▶ **TEXT BLOCK**
+ + + +
Well, I guess I was downplaying growth in my own portfolios, probably guilty of selective memory because I've never really bothered to look at percentage growth for each portfolio. 

Turns out that even the couple of portfolios where I didn't do any trading, YTD they are up 11% (Nasdaq) and 19% (TSX). The accounts that I have been trading show better numbers: RRSPs up 23% and 25%, TFSAs up 22% and 43%, LIRA and non reg up 53% and 52%.

Yep, that LIRA is a real game changer - instead of being worth just over $1,000 it is now almost $1,600. Pop the champagne, but don't spill anything - I can't afford to lose a drop!


----------



## janus10 (Nov 7, 2013)

GreatLaker said:


> Ha ha. As I was reading this, there was a commercial on TV for Dos Equis beer starring the most interesting man in the world. He gave a motivational talk so inspirational, both teams won.


I think that is one of the BEST quotes they have come up with. I also don't mind the quote that his mom has the word "Son" tattooed on her arm.


----------



## Moneytoo (Mar 26, 2014)

janus10 said:


> Yep, that LIRA is a real game changer - instead of being worth just over $1,000 it is now almost $1,600. Pop the champagne, but don't spill anything - I can't afford to lose a drop!


lol


----------



## treva84 (Dec 9, 2014)

KaeJS said:


> This is why Buying and Holding is a dead strategy.
> 
> If you were a trader, you'd be in paradise...


Buy high sell low. Profit.


----------



## Getafix (Dec 29, 2014)

treva84 said:


> Buy high sell low. Profit.
+ + + +
▶ **DATA LINES**
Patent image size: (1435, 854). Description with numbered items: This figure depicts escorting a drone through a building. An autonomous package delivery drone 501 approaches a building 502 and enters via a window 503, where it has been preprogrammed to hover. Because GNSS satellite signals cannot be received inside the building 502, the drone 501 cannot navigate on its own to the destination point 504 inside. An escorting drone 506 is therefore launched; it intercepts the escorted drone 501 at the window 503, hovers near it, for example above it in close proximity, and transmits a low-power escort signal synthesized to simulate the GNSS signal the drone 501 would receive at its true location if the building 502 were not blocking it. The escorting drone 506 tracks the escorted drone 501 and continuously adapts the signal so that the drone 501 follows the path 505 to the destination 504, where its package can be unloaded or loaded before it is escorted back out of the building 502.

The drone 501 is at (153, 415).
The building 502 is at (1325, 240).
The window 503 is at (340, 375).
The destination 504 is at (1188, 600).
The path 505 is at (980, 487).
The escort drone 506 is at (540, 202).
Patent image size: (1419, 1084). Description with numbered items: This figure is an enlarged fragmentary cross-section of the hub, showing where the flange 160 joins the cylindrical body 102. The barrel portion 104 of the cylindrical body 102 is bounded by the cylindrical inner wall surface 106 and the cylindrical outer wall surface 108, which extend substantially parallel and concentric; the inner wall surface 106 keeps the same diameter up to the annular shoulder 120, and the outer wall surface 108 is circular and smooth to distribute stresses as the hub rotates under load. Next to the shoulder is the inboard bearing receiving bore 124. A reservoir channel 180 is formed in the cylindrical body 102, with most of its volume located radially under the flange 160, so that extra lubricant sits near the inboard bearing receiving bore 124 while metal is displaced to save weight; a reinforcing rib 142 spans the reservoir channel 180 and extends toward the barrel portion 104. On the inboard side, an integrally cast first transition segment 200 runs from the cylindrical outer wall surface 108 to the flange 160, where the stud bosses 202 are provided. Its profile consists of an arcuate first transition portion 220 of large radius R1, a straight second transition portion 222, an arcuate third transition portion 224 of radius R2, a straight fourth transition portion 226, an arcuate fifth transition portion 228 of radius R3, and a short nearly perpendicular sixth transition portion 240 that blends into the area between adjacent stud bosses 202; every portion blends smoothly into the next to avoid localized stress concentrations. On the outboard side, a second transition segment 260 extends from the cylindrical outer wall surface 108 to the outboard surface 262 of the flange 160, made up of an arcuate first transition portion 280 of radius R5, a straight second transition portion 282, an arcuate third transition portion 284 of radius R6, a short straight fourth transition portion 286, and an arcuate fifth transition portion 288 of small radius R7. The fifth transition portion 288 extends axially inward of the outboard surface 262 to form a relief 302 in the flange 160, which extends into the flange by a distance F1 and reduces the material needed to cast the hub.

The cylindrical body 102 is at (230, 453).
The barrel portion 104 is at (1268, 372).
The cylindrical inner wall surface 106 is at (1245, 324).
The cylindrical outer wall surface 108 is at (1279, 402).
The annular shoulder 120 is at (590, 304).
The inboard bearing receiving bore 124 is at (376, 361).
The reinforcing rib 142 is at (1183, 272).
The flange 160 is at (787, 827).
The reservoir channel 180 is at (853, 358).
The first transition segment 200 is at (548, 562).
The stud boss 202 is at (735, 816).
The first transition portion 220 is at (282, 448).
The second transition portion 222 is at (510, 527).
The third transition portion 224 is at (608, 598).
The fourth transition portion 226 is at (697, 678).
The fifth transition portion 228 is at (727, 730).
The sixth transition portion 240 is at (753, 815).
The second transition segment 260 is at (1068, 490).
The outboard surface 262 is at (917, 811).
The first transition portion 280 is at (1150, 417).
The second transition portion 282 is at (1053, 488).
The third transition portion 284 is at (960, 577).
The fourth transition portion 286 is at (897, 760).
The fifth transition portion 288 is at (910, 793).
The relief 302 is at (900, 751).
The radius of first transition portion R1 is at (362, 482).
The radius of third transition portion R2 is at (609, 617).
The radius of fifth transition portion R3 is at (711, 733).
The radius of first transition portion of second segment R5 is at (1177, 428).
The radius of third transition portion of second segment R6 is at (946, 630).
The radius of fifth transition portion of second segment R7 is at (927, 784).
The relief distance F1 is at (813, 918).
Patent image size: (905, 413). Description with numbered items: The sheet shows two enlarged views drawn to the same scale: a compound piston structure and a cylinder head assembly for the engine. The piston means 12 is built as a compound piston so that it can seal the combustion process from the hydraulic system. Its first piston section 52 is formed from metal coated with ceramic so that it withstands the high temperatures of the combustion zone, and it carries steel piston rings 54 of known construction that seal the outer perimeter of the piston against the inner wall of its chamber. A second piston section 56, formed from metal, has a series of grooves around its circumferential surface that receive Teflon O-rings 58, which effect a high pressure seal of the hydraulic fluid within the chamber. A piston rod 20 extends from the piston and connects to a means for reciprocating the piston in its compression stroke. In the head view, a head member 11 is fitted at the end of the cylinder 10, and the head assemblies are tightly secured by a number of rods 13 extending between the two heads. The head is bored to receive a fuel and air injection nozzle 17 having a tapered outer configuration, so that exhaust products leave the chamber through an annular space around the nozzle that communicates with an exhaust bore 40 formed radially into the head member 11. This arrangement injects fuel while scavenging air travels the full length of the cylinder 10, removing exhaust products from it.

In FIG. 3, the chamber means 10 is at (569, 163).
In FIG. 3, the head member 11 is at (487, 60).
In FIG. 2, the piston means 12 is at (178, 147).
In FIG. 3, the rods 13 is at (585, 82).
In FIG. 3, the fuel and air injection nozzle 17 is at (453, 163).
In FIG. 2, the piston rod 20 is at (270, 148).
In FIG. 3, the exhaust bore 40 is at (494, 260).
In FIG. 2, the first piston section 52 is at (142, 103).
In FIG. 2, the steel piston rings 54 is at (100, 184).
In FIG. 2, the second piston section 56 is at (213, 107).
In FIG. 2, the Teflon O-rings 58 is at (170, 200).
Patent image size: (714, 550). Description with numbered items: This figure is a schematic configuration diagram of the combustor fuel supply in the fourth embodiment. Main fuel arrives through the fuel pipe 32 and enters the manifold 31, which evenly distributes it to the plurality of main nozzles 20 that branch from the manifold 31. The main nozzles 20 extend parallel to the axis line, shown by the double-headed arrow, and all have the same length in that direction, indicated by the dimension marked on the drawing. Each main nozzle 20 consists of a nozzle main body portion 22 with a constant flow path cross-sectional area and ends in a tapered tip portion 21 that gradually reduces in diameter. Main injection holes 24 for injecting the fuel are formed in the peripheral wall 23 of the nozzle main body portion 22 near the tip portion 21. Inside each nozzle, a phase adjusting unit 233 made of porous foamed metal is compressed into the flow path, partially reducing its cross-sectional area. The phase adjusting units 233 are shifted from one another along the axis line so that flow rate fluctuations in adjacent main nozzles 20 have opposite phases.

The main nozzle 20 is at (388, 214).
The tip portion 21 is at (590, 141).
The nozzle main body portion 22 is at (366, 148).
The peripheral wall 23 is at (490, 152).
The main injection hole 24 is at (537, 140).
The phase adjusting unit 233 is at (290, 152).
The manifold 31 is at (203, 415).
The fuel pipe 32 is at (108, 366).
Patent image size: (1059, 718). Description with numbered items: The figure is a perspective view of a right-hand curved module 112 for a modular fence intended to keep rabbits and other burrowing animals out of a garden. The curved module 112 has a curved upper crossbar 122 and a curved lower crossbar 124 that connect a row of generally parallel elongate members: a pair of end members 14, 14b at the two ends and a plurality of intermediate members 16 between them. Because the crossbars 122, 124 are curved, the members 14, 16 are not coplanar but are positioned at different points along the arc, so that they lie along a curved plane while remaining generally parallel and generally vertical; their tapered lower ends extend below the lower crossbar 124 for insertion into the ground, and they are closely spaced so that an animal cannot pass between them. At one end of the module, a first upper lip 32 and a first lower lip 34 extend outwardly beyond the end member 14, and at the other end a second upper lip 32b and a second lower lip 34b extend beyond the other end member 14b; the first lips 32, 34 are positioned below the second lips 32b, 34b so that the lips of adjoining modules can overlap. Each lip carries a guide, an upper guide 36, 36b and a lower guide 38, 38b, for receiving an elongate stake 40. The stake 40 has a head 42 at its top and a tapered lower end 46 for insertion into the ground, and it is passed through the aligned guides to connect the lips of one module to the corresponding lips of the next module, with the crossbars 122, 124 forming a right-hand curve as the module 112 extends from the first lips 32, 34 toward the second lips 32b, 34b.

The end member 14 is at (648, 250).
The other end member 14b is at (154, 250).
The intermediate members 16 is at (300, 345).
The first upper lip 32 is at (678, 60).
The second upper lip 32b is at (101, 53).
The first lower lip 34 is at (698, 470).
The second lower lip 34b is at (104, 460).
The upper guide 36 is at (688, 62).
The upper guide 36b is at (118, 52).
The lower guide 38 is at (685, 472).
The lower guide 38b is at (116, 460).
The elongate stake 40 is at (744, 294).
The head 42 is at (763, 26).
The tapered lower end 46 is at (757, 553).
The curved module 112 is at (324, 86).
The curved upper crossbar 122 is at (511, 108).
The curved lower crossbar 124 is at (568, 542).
+ + + +
▶ **TASK STATEMENT**
In the forum thread on portfolio growth, by what percentages are the TFSAs up? The listing plays no part in this exercise.

▶ **EXERCISE RESPONSE**
They are up 22% and 43%.